Data records:
-----

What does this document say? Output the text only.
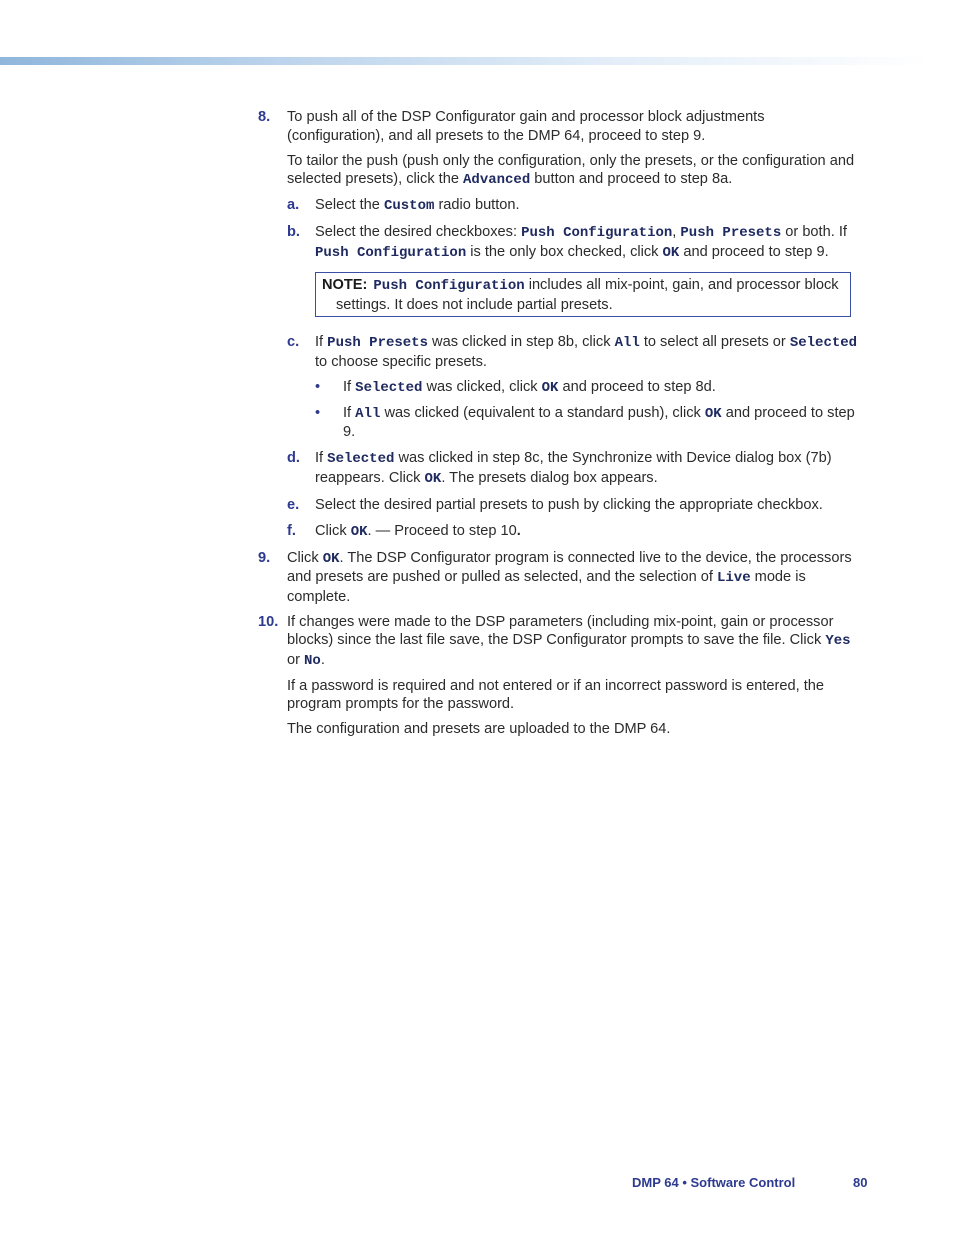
8. To push all of the DSP Configurator gain and processor block adjustments (configuration), and all presets to the DMP 64, proceed to step 9.

To tailor the push (push only the configuration, only the presets, or the configuration and selected presets), click the Advanced button and proceed to step 8a.

a. Select the Custom radio button.
b. Select the desired checkboxes: Push Configuration, Push Presets or both. If Push Configuration is the only box checked, click OK and proceed to step 9.
NOTE: Push Configuration includes all mix-point, gain, and processor block settings. It does not include partial presets.
c. If Push Presets was clicked in step 8b, click All to select all presets or Selected to choose specific presets.
• If Selected was clicked, click OK and proceed to step 8d.
• If All was clicked (equivalent to a standard push), click OK and proceed to step 9.
d. If Selected was clicked in step 8c, the Synchronize with Device dialog box (7b) reappears. Click OK. The presets dialog box appears.
e. Select the desired partial presets to push by clicking the appropriate checkbox.
f. Click OK. — Proceed to step 10.
9. Click OK. The DSP Configurator program is connected live to the device, the processors and presets are pushed or pulled as selected, and the selection of Live mode is complete.

10. If changes were made to the DSP parameters (including mix-point, gain or processor blocks) since the last file save, the DSP Configurator prompts to save the file. Click Yes or No.

If a password is required and not entered or if an incorrect password is entered, the program prompts for the password.

The configuration and presets are uploaded to the DMP 64.

DMP 64 • Software Control	80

-----

» **What you should do**: Quote every entry exactly, with the pictures omitted.

» **Reply to the exercise**:
What does this document say? Output the text only.
8. To push all of the DSP Configurator gain and processor block adjustments (configuration), and all presets to the DMP 64, proceed to step 9.

To tailor the push (push only the configuration, only the presets, or the configuration and selected presets), click the Advanced button and proceed to step 8a.

a. Select the Custom radio button.
b. Select the desired checkboxes: Push Configuration, Push Presets or both. If Push Configuration is the only box checked, click OK and proceed to step 9.
NOTE: Push Configuration includes all mix-point, gain, and processor block settings. It does not include partial presets.
c. If Push Presets was clicked in step 8b, click All to select all presets or Selected to choose specific presets.
• If Selected was clicked, click OK and proceed to step 8d.
• If All was clicked (equivalent to a standard push), click OK and proceed to step 9.
d. If Selected was clicked in step 8c, the Synchronize with Device dialog box (7b) reappears. Click OK. The presets dialog box appears.
e. Select the desired partial presets to push by clicking the appropriate checkbox.
f. Click OK. — Proceed to step 10.
9. Click OK. The DSP Configurator program is connected live to the device, the processors and presets are pushed or pulled as selected, and the selection of Live mode is complete.

10. If changes were made to the DSP parameters (including mix-point, gain or processor blocks) since the last file save, the DSP Configurator prompts to save the file. Click Yes or No.

If a password is required and not entered or if an incorrect password is entered, the program prompts for the password.

The configuration and presets are uploaded to the DMP 64.

DMP 64 • Software Control	80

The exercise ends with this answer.